---------- INPUT MATERIAL ----------

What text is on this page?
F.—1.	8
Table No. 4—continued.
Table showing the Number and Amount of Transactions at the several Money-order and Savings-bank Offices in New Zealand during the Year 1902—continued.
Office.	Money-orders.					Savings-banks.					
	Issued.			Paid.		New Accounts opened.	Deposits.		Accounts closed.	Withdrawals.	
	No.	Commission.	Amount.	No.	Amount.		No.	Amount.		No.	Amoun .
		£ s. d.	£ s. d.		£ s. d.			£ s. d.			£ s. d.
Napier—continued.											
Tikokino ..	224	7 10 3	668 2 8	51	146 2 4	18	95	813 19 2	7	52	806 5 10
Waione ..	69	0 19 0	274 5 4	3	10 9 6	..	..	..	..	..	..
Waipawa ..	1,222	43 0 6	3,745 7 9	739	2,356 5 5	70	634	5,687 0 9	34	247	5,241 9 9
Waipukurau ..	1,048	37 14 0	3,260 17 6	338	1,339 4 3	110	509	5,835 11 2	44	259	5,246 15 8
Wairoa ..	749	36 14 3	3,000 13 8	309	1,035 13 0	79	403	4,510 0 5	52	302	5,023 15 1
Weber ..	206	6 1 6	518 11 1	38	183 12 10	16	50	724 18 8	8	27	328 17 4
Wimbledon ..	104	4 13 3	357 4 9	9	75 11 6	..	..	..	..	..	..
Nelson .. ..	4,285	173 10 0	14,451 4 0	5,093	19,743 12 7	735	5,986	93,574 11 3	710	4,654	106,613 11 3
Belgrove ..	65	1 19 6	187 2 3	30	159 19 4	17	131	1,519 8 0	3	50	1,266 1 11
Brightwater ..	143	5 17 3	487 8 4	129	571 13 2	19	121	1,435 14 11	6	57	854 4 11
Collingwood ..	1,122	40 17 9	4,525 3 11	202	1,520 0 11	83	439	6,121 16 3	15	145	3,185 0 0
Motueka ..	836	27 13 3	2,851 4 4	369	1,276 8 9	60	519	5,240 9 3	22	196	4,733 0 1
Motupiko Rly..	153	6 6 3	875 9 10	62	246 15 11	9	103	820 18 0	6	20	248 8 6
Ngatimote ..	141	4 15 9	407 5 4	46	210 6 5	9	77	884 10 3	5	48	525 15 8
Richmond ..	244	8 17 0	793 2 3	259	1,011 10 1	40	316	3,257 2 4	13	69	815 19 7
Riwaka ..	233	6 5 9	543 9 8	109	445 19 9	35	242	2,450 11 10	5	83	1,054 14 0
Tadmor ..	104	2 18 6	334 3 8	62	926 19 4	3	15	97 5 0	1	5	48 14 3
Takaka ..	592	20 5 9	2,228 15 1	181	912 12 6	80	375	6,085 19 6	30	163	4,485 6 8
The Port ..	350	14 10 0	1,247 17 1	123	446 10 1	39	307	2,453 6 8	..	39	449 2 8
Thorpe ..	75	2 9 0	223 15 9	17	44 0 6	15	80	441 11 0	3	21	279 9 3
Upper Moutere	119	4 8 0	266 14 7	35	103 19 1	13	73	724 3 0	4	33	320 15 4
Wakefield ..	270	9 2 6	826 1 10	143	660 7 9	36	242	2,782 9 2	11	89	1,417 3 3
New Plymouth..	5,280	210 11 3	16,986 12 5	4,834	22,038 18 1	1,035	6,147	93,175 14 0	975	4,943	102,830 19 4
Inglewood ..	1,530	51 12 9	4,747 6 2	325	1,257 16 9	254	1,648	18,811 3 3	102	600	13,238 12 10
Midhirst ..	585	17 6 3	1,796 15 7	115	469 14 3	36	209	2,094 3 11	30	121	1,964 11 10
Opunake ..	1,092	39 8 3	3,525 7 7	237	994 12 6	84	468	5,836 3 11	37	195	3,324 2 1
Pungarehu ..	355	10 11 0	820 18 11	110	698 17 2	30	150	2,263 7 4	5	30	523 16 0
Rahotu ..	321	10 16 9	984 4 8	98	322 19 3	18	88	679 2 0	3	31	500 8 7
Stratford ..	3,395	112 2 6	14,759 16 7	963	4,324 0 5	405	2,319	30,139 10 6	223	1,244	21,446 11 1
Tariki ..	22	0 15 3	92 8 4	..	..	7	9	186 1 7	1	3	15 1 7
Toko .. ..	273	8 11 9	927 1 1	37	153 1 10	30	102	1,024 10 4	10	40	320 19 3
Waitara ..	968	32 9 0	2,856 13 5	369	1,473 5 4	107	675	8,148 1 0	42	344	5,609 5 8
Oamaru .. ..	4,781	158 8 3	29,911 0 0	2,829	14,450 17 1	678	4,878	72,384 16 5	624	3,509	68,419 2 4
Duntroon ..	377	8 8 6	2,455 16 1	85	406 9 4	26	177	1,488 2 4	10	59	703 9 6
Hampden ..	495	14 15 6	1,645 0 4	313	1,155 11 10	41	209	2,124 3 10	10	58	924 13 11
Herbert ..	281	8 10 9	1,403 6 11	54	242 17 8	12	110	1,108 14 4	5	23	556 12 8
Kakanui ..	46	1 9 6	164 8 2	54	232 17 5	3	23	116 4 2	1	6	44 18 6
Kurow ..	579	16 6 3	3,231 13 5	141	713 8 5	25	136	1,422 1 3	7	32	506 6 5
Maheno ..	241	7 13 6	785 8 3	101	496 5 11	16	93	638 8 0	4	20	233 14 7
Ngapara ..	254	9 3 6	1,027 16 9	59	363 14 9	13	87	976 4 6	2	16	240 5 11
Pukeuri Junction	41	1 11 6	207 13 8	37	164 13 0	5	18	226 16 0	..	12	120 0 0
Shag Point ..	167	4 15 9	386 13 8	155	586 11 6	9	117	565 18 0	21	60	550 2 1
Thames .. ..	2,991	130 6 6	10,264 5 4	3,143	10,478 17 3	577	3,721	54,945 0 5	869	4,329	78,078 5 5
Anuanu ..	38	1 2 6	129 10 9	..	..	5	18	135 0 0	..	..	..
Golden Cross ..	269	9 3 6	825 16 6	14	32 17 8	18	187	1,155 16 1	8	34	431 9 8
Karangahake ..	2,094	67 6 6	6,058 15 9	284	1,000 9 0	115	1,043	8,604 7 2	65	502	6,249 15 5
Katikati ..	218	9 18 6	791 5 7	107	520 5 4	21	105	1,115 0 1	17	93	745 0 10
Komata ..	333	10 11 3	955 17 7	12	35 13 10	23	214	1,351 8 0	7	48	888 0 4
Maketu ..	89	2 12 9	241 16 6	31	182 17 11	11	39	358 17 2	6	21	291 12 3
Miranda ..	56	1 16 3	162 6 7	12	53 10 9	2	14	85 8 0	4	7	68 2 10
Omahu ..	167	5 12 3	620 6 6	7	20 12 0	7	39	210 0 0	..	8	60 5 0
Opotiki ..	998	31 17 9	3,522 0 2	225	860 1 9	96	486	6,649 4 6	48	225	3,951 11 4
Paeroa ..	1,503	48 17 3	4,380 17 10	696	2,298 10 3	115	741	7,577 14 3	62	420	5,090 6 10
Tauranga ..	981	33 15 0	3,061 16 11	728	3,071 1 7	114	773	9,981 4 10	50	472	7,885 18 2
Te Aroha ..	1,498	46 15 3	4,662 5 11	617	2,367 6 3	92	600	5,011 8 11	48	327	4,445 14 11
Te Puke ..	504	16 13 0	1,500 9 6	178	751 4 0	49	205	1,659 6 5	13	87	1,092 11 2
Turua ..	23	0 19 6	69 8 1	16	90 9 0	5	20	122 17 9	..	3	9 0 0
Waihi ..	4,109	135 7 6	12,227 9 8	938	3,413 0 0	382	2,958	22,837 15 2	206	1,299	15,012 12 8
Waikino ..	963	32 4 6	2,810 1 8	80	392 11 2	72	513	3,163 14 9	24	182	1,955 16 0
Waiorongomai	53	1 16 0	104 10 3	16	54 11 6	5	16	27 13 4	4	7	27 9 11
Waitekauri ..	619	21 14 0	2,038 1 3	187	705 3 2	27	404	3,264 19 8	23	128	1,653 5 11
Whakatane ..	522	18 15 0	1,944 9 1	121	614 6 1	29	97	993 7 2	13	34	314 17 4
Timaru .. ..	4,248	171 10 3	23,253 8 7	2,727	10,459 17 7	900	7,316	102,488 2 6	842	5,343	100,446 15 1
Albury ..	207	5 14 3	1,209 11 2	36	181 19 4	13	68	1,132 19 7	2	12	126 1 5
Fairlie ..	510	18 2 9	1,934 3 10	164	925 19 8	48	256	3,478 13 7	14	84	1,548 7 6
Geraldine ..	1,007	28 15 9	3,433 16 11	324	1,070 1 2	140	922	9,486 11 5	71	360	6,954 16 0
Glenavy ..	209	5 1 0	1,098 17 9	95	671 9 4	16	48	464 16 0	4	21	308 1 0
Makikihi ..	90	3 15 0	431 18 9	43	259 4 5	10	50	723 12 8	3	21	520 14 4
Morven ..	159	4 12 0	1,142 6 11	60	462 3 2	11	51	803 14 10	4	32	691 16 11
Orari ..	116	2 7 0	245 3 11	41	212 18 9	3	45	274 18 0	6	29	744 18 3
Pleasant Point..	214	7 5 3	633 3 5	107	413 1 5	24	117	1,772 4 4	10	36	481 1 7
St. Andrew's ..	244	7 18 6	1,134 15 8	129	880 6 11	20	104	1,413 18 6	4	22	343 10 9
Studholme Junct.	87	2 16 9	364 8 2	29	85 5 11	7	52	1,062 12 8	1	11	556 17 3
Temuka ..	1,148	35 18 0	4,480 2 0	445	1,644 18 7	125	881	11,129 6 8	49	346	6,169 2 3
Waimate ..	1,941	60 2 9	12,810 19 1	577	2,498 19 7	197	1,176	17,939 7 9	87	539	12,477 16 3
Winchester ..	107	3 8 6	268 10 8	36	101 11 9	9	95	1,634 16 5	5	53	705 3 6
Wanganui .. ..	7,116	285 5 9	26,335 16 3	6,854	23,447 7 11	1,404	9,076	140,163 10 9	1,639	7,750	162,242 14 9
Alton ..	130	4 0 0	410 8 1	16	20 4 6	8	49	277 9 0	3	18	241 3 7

----------

Scan the listing above for the word "Savings" and show each line where it is found.

Table showing the Number and Amount of Transactions at the several Money-order and Savings-bank Offices in New Zealand during the Year 1902—continued.
Office.	Money-orders.					Savings-banks.					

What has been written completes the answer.